Problem: Images are not part of the copy; transcribe all the data exactly.

Records for processing:
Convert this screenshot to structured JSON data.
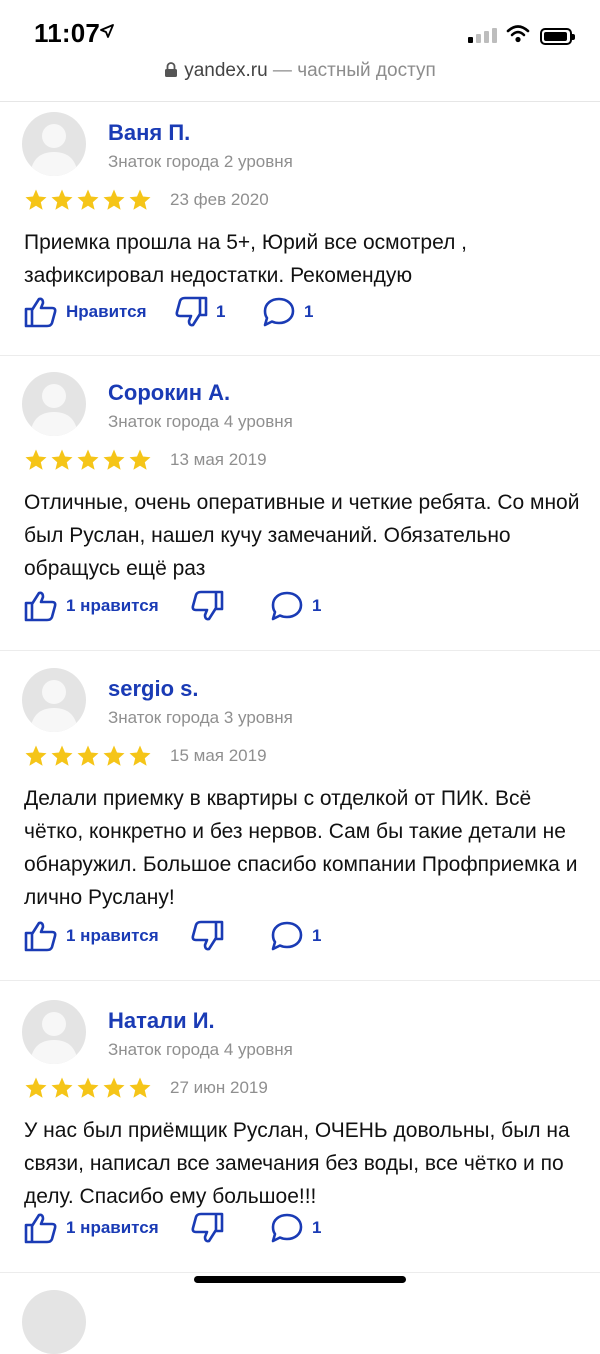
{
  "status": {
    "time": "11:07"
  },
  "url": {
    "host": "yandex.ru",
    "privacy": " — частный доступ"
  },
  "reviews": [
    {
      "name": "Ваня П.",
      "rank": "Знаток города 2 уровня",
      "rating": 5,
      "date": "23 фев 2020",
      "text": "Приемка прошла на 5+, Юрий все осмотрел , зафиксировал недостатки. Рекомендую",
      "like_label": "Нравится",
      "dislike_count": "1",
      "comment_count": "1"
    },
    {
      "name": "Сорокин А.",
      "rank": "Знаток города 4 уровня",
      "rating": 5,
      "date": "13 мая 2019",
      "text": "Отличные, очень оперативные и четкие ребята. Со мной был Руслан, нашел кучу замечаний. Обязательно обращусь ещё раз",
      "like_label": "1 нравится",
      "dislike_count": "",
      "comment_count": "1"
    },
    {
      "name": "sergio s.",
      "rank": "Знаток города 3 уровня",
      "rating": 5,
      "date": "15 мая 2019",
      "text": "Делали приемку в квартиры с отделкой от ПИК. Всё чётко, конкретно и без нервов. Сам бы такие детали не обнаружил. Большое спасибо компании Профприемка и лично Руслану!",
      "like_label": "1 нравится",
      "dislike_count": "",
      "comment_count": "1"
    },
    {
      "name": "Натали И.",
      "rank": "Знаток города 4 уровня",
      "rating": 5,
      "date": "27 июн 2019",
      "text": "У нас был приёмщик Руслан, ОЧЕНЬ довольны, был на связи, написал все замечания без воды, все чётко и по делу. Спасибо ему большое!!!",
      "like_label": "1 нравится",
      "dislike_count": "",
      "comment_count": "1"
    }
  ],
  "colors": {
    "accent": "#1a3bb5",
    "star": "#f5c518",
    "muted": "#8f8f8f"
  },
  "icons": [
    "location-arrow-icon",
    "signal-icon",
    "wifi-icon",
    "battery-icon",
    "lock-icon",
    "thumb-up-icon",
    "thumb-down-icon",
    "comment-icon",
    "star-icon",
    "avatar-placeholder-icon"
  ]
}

Answer:
Convert this screenshot to structured JSON data.
{
  "status": {
    "time": "11:07"
  },
  "url": {
    "host": "yandex.ru",
    "privacy": " — частный доступ"
  },
  "reviews": [
    {
      "name": "Ваня П.",
      "rank": "Знаток города 2 уровня",
      "rating": 5,
      "date": "23 фев 2020",
      "text": "Приемка прошла на 5+, Юрий все осмотрел , зафиксировал недостатки. Рекомендую",
      "like_label": "Нравится",
      "dislike_count": "1",
      "comment_count": "1"
    },
    {
      "name": "Сорокин А.",
      "rank": "Знаток города 4 уровня",
      "rating": 5,
      "date": "13 мая 2019",
      "text": "Отличные, очень оперативные и четкие ребята. Со мной был Руслан, нашел кучу замечаний. Обязательно обращусь ещё раз",
      "like_label": "1 нравится",
      "dislike_count": "",
      "comment_count": "1"
    },
    {
      "name": "sergio s.",
      "rank": "Знаток города 3 уровня",
      "rating": 5,
      "date": "15 мая 2019",
      "text": "Делали приемку в квартиры с отделкой от ПИК. Всё чётко, конкретно и без нервов. Сам бы такие детали не обнаружил. Большое спасибо компании Профприемка и лично Руслану!",
      "like_label": "1 нравится",
      "dislike_count": "",
      "comment_count": "1"
    },
    {
      "name": "Натали И.",
      "rank": "Знаток города 4 уровня",
      "rating": 5,
      "date": "27 июн 2019",
      "text": "У нас был приёмщик Руслан, ОЧЕНЬ довольны, был на связи, написал все замечания без воды, все чётко и по делу. Спасибо ему большое!!!",
      "like_label": "1 нравится",
      "dislike_count": "",
      "comment_count": "1"
    }
  ],
  "colors": {
    "accent": "#1a3bb5",
    "star": "#f5c518",
    "muted": "#8f8f8f"
  },
  "icons": [
    "location-arrow-icon",
    "signal-icon",
    "wifi-icon",
    "battery-icon",
    "lock-icon",
    "thumb-up-icon",
    "thumb-down-icon",
    "comment-icon",
    "star-icon",
    "avatar-placeholder-icon"
  ]
}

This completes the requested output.